_CONSIGNE_: Relevez chaque nombre de personnes mentionné dans la déclaration publique ci-dessous et précisez ce qu'il désigne.

Index AI : AMR 41/023/2004 ÉFAI
Mardi 8 juin 2004
DÉCLARATION PUBLIQUE
Amnesty International est préoccupée par la manière dont se sont comportées les forces de sécurité le 28 mai 2004 lors des manifestations qui ont eu lieu à Guadalajara à l’occasion du sommet entre les pays de l’Union européenne et d’Amérique latine.
Selon les informations reçues par Amnesty International, quelques manifestants se sont livrés à des actes violents le 28 mai et la police a arrêté au moins 111 personnes, en se rendant coupable de graves violations des droits humains dont des atteintes à l’intégrité physique et mentale des personnes arrêtées.
Plus d’une semaine après les troubles, au moins 40 personnes sont toujours détenues et poursuivies en relation avec les événements du 28 mai. Les 70 autres personnes ont été remises en liberté. Les plaintes et témoignages d’un grand nombre des personnes arrêtées semblent confirmer qu’il y a eu des arrestations arbitraires et que des personnes ont été détenues au secret et maltraitées ou torturées pendant les heures qui ont suivi leur arrestation.

_LIGNES DE DONNÉES_:
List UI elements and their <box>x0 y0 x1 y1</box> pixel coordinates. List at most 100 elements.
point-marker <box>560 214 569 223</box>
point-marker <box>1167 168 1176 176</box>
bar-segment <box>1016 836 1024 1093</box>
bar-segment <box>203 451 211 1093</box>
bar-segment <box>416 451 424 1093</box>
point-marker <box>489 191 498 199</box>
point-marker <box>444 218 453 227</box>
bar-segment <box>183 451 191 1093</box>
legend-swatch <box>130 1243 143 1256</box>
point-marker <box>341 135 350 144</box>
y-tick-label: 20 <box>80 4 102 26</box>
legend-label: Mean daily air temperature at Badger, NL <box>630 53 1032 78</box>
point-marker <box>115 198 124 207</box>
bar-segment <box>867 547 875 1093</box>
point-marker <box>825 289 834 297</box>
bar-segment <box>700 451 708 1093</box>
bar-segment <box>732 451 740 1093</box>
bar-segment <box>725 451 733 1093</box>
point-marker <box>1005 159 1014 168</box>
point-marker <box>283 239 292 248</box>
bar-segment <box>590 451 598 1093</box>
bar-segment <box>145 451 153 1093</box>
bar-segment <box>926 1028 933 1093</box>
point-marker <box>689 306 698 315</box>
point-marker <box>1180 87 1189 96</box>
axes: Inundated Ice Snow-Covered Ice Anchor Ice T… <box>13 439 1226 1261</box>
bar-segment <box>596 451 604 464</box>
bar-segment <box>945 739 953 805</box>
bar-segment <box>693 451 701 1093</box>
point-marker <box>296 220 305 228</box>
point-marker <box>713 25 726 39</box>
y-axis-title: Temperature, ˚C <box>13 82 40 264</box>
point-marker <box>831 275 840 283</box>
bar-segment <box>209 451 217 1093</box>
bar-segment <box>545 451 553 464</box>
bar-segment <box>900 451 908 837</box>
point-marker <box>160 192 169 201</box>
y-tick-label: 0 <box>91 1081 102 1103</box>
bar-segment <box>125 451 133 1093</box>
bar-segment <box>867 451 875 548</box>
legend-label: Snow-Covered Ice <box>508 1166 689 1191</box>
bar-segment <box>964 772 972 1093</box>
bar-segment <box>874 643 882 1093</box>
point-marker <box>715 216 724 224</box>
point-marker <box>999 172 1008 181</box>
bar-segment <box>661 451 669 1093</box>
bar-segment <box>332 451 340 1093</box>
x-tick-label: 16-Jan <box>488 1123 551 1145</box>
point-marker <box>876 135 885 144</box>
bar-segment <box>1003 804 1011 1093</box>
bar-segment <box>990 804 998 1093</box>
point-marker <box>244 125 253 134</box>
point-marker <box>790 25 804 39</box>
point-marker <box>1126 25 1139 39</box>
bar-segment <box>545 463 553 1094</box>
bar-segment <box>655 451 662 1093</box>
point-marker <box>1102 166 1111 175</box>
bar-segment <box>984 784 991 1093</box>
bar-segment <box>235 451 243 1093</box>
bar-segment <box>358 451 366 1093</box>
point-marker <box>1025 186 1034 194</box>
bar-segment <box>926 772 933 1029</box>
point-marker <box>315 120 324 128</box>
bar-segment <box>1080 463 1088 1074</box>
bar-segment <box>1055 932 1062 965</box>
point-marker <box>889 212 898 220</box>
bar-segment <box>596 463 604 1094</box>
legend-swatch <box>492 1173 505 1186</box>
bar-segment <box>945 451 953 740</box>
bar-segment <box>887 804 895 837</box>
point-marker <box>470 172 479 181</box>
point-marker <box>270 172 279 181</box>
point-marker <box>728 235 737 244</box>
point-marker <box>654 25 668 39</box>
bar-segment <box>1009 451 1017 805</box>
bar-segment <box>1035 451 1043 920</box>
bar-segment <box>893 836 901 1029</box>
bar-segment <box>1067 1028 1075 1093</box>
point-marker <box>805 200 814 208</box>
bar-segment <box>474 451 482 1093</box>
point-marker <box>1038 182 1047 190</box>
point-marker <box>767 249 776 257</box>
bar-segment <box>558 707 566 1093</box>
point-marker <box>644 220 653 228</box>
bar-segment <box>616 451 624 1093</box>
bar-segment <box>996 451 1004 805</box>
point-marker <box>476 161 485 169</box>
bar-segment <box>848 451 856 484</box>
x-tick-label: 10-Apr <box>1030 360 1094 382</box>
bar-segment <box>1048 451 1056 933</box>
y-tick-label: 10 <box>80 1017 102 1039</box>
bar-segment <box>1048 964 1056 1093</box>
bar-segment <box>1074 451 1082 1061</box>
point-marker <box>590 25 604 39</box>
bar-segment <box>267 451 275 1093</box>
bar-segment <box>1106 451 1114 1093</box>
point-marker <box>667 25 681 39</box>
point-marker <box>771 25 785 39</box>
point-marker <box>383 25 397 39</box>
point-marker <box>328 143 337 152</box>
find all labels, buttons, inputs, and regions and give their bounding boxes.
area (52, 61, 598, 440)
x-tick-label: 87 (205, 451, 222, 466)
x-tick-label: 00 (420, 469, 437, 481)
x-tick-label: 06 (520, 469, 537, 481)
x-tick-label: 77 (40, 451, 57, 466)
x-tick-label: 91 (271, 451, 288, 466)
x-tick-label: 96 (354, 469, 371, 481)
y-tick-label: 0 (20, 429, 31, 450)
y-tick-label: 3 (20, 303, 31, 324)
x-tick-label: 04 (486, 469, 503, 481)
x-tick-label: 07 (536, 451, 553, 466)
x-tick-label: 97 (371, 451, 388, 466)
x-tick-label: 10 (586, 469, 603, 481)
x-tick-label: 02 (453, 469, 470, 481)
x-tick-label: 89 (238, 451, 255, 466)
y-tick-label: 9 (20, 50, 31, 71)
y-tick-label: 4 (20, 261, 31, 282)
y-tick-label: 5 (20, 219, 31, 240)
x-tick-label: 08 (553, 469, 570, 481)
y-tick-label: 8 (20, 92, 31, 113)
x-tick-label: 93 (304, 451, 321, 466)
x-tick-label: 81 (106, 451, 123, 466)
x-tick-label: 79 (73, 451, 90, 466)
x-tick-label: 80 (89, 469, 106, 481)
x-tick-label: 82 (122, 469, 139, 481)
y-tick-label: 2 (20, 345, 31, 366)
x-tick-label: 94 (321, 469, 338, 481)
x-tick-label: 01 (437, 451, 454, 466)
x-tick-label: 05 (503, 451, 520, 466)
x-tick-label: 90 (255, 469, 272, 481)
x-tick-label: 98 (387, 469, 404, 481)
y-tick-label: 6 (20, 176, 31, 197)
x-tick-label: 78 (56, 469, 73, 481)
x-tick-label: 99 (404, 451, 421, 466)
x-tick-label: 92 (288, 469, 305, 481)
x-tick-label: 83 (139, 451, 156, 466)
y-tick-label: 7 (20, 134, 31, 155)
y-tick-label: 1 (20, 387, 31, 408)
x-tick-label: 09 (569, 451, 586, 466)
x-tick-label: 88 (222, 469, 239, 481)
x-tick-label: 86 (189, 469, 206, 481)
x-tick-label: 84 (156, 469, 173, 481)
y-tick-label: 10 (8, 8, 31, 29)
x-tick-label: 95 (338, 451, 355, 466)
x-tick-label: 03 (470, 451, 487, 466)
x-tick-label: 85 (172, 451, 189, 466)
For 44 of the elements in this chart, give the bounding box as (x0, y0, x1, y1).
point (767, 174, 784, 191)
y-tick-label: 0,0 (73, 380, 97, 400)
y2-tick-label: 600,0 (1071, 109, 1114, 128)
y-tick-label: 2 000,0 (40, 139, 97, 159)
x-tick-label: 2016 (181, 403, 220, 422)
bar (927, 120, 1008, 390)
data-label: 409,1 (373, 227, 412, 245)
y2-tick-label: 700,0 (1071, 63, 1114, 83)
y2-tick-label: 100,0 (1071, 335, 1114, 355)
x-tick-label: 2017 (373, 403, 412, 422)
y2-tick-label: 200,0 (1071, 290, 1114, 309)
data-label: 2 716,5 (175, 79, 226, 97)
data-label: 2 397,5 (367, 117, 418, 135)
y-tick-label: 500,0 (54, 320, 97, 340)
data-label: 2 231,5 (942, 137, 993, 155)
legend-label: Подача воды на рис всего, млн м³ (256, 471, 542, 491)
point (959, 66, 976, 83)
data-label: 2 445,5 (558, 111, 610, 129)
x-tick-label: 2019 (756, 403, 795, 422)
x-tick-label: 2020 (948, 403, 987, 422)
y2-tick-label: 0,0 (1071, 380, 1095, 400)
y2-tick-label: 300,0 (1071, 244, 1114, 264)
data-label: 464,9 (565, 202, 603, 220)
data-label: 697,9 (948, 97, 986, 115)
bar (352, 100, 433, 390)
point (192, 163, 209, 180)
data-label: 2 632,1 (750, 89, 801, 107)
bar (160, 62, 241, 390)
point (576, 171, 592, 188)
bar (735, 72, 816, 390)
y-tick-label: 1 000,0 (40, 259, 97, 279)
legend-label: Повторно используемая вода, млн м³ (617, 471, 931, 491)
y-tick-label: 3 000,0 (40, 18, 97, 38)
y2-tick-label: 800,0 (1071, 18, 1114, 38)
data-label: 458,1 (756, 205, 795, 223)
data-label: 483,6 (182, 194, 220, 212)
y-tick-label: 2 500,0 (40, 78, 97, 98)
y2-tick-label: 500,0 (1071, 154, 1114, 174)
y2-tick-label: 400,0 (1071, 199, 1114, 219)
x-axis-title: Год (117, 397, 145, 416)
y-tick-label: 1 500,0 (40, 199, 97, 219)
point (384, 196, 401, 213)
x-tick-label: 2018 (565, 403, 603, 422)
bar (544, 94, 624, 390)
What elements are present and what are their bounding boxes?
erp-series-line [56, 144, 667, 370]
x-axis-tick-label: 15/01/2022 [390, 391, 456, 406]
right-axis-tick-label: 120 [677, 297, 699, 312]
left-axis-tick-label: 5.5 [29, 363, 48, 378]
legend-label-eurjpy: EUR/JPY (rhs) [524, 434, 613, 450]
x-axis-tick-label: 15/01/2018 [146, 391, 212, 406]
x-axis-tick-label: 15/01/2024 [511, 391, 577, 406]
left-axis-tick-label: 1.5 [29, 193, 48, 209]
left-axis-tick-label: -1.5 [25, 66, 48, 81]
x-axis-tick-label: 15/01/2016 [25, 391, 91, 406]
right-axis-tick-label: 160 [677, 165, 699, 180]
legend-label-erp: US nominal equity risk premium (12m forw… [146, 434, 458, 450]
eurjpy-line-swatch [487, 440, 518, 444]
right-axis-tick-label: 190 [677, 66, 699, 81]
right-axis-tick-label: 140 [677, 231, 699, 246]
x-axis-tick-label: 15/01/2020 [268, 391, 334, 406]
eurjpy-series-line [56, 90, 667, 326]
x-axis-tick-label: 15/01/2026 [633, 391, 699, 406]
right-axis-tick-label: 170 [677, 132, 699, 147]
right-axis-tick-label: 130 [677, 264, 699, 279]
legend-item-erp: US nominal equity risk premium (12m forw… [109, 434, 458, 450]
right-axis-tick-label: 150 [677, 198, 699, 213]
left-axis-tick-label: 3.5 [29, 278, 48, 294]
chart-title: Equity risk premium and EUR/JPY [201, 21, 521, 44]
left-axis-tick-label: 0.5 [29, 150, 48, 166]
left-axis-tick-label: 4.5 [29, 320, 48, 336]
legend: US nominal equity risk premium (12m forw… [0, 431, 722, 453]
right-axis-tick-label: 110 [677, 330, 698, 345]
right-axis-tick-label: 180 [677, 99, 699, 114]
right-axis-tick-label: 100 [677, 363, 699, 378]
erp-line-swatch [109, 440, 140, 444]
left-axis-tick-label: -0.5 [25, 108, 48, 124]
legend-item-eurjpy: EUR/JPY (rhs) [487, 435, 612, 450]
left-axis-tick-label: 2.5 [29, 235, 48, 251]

_RÉPONSE_:
- Au moins 111 : les personnes arrêtées par la police le 28 mai.
- Au moins 40 : les personnes toujours détenues et poursuivies plus d'une semaine après les troubles.
- 70 : les autres personnes, qui ont été remises en liberté.